** Start **

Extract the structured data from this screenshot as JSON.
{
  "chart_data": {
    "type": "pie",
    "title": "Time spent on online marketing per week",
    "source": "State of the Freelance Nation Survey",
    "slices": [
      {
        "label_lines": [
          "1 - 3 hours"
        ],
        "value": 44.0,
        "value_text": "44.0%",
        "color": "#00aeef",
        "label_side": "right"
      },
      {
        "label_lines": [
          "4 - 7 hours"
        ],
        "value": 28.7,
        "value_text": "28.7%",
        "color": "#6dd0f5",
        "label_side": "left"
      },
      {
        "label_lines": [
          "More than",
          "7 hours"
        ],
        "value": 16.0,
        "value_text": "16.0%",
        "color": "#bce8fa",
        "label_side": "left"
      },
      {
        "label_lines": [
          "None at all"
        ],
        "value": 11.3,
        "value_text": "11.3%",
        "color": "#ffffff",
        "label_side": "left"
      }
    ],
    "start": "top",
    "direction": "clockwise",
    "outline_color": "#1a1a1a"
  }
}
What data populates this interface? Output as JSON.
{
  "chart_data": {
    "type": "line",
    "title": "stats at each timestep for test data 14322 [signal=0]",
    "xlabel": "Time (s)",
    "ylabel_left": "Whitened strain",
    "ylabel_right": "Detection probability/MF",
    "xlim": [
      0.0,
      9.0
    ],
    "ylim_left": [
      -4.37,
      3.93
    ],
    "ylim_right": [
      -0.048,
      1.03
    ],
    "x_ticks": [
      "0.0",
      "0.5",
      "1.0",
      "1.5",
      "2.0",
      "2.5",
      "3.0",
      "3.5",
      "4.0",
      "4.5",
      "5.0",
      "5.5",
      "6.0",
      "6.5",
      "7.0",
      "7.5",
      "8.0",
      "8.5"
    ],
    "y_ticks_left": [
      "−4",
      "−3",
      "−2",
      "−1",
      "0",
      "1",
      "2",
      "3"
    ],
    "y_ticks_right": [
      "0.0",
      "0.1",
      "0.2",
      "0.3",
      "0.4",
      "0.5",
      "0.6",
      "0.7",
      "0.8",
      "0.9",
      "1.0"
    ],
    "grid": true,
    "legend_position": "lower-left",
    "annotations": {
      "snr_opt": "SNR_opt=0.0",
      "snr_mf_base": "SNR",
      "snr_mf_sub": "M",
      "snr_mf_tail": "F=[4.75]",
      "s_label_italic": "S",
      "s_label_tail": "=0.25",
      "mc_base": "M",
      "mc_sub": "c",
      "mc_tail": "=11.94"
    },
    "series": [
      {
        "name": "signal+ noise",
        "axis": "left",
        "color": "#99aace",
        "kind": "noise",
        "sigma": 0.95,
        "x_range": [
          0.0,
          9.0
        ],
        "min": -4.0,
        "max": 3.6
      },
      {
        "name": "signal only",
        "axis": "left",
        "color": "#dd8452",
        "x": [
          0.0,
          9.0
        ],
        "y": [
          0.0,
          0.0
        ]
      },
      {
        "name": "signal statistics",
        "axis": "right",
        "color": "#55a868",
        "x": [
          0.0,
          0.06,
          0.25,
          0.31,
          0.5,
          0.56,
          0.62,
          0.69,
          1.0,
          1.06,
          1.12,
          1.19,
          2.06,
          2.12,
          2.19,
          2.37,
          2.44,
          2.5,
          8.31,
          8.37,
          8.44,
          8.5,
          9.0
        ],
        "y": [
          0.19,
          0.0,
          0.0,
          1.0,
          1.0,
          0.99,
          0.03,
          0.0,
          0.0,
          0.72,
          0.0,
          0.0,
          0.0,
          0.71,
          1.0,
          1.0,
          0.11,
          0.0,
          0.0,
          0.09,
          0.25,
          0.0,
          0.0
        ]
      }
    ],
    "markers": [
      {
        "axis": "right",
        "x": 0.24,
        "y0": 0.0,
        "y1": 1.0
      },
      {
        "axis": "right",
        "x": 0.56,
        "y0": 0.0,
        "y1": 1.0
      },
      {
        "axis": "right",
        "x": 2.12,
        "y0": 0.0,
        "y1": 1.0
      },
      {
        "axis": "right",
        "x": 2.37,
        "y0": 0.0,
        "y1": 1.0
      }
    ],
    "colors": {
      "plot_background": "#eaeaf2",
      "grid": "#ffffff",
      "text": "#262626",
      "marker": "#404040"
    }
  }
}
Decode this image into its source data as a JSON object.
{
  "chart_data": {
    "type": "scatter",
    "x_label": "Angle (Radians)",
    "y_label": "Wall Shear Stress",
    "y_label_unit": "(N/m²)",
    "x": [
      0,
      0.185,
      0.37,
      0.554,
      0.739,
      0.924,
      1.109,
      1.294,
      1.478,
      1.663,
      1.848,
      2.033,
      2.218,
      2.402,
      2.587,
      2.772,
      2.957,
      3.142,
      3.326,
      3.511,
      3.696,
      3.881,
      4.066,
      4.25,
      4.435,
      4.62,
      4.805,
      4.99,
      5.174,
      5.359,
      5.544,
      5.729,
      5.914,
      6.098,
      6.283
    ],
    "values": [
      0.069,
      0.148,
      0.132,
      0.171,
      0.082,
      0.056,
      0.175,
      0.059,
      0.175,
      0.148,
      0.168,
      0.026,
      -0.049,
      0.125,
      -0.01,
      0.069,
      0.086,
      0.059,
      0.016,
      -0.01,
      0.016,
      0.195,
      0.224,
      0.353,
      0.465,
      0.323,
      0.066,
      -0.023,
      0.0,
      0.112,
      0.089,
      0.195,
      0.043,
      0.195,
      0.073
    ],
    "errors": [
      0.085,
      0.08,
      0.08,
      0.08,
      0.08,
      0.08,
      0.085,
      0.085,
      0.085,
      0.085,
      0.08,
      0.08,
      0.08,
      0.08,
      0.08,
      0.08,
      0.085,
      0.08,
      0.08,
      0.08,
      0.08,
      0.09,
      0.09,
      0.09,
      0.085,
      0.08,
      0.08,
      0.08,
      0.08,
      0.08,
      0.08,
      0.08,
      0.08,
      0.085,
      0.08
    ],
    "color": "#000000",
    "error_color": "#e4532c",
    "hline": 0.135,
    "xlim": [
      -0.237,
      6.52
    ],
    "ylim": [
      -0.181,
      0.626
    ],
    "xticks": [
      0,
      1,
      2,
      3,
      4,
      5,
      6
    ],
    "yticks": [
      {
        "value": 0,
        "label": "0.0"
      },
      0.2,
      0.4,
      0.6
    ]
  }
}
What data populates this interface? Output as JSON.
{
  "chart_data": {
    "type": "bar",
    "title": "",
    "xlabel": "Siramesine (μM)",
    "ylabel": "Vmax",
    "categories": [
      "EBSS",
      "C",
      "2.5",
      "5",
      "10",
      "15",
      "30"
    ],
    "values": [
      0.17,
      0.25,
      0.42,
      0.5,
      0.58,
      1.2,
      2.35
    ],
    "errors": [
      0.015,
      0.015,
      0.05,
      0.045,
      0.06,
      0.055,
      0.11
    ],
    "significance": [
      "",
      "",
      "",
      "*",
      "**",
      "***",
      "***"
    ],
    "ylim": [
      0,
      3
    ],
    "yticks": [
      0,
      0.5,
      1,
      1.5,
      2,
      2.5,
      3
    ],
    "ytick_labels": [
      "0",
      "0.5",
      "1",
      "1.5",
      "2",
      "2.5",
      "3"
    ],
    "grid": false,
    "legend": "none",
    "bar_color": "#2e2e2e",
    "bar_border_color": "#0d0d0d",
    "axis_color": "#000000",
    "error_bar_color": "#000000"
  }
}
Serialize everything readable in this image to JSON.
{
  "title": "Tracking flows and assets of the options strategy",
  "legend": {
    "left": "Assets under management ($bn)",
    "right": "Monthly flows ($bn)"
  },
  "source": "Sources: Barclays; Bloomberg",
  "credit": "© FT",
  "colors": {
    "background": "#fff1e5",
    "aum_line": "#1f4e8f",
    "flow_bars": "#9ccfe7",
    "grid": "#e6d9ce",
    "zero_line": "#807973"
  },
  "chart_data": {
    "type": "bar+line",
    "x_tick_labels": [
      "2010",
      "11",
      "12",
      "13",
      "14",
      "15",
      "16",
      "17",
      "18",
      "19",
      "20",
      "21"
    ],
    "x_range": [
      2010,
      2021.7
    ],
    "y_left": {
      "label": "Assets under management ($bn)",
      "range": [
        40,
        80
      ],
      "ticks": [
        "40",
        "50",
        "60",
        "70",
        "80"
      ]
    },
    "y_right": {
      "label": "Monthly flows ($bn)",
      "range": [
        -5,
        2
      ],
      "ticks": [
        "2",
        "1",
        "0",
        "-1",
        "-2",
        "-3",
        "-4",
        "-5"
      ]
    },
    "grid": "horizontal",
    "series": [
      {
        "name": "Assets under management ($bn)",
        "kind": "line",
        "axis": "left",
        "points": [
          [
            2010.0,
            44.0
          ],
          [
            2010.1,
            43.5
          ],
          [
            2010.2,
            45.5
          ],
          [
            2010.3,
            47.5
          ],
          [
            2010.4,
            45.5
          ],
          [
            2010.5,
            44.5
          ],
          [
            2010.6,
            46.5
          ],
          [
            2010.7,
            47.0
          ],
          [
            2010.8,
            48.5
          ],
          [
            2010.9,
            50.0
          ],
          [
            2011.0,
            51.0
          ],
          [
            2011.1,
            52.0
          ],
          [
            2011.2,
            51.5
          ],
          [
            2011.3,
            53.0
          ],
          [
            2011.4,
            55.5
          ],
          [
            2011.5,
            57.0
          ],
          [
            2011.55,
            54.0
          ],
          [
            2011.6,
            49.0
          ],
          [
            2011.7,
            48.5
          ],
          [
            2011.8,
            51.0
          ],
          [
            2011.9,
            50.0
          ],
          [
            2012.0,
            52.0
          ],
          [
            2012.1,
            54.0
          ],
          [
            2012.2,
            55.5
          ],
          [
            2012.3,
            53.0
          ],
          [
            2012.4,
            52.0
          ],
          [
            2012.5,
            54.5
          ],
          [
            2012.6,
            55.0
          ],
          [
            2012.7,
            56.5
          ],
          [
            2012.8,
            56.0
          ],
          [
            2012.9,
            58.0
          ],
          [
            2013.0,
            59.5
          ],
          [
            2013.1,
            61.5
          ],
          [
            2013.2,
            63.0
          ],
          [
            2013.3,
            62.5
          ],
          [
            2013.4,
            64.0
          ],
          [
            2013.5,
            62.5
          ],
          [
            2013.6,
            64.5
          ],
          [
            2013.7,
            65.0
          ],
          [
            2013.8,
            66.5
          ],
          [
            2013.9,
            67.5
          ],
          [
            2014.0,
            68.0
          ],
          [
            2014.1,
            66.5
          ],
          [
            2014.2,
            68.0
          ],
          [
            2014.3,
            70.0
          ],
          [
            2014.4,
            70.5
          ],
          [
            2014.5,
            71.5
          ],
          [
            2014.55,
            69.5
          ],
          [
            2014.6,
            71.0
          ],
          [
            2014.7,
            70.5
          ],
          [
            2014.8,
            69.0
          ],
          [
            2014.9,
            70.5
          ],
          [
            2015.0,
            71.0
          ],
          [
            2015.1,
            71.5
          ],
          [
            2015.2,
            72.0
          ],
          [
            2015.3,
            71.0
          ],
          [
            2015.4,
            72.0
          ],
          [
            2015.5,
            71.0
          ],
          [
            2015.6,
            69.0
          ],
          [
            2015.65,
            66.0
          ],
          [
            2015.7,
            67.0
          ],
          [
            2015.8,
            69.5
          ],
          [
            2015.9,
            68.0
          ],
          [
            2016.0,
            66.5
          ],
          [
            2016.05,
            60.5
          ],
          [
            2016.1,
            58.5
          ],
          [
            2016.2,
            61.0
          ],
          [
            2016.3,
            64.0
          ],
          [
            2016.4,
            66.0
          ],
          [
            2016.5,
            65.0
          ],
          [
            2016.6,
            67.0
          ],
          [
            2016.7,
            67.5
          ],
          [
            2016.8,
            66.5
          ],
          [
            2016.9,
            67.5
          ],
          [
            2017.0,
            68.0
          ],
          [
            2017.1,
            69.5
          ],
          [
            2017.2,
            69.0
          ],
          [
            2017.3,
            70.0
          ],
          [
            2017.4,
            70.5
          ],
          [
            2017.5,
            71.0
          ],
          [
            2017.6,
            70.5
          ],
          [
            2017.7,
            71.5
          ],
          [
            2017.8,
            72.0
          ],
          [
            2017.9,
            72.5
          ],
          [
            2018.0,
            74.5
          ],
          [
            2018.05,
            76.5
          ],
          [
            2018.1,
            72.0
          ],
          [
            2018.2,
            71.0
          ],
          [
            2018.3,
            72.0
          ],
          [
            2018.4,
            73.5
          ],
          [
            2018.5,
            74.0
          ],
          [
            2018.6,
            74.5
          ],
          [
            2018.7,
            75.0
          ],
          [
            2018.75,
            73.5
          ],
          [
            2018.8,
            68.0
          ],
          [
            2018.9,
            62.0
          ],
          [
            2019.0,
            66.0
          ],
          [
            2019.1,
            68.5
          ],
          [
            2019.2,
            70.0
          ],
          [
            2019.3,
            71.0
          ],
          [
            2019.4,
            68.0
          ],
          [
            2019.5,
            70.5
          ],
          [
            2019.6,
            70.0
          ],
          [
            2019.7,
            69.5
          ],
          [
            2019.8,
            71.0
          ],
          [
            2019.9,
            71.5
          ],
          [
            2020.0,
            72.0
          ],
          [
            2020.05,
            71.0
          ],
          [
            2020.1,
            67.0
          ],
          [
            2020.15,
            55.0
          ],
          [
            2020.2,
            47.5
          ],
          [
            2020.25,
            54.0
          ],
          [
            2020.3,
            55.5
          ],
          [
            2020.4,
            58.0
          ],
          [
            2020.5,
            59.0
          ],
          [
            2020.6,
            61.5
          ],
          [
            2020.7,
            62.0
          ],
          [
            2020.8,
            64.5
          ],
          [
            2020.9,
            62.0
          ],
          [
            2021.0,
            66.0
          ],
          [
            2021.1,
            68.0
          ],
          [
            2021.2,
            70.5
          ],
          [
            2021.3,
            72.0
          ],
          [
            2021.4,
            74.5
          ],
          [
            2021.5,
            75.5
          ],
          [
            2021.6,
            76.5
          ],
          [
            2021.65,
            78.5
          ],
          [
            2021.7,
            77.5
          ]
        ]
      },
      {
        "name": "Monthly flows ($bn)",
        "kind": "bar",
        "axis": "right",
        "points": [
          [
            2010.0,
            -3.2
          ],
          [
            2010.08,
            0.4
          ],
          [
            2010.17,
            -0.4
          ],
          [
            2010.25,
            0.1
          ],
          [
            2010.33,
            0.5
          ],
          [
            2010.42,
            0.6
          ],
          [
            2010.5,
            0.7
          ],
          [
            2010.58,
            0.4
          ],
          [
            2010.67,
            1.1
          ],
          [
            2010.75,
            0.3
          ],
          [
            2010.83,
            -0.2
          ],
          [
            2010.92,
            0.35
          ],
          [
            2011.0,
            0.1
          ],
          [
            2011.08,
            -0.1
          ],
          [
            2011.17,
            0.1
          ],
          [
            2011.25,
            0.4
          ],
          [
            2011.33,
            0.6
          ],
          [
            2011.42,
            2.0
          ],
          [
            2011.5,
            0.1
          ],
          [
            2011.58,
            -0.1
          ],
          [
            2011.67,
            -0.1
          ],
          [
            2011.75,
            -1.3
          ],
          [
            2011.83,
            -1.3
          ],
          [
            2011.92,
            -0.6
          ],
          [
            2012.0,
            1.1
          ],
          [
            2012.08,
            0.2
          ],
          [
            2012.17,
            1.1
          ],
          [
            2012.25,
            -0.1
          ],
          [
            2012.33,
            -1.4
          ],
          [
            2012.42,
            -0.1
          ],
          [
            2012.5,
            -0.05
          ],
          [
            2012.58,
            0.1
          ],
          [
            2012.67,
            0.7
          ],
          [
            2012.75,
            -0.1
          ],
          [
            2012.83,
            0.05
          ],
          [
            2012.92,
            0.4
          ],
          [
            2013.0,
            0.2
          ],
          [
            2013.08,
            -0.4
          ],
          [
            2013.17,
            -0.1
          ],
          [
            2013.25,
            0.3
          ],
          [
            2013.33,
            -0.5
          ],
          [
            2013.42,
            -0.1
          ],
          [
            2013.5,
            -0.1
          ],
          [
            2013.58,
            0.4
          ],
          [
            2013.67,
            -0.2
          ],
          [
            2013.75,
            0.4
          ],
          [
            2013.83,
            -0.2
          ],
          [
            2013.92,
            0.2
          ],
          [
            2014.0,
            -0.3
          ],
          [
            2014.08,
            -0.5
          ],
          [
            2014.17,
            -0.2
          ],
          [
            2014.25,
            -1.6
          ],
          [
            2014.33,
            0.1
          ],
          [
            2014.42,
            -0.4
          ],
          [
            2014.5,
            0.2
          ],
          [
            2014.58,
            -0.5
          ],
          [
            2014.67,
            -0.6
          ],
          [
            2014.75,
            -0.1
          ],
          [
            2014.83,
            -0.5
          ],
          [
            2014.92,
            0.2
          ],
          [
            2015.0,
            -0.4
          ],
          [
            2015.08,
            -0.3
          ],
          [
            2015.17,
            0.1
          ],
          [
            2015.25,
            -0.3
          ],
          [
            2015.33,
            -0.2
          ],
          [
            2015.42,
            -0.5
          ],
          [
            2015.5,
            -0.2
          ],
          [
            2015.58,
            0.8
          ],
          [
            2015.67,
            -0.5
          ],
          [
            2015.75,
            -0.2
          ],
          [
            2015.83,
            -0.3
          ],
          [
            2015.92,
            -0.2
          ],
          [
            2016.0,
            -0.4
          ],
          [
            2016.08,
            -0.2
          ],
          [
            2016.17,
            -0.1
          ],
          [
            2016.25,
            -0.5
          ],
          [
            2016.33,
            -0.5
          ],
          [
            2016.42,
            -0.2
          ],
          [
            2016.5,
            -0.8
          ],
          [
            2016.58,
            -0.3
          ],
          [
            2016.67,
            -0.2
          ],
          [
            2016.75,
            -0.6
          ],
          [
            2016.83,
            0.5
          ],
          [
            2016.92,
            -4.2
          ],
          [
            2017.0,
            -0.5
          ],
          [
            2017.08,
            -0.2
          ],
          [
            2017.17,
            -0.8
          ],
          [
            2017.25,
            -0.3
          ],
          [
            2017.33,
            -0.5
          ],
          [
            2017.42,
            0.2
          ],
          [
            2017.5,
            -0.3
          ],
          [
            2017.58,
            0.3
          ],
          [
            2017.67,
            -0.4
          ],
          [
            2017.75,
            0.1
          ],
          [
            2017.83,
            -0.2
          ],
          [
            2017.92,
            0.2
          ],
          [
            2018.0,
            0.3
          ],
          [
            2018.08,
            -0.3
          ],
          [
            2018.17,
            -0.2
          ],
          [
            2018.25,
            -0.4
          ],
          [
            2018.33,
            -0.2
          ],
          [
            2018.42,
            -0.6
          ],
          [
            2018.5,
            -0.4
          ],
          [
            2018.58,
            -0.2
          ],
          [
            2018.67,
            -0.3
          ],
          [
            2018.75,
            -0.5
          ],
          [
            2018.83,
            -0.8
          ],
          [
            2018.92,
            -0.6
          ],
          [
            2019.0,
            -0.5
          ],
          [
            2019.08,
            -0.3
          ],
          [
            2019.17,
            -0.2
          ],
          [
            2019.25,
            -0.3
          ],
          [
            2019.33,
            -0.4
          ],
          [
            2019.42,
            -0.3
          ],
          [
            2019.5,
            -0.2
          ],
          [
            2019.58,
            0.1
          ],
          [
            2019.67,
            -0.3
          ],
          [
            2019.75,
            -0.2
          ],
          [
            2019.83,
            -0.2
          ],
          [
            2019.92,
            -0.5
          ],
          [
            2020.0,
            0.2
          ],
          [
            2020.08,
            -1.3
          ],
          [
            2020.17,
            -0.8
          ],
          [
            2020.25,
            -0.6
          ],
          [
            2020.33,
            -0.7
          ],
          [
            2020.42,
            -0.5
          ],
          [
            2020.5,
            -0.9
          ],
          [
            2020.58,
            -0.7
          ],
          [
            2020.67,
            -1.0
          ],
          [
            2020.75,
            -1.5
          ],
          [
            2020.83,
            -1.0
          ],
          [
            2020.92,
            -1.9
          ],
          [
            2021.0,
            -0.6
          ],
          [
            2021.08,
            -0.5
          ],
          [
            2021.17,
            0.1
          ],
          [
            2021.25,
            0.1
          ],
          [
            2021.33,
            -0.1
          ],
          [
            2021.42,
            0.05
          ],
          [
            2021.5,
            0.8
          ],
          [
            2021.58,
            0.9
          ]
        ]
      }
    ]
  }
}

** End **

§ To do: Track down every line with the word "name" and copy it.

§ Result:
        "name": "signal+ noise",
        "name": "signal only",
        "name": "signal statistics",
        "name": "Assets under management ($bn)",
        "name": "Monthly flows ($bn)",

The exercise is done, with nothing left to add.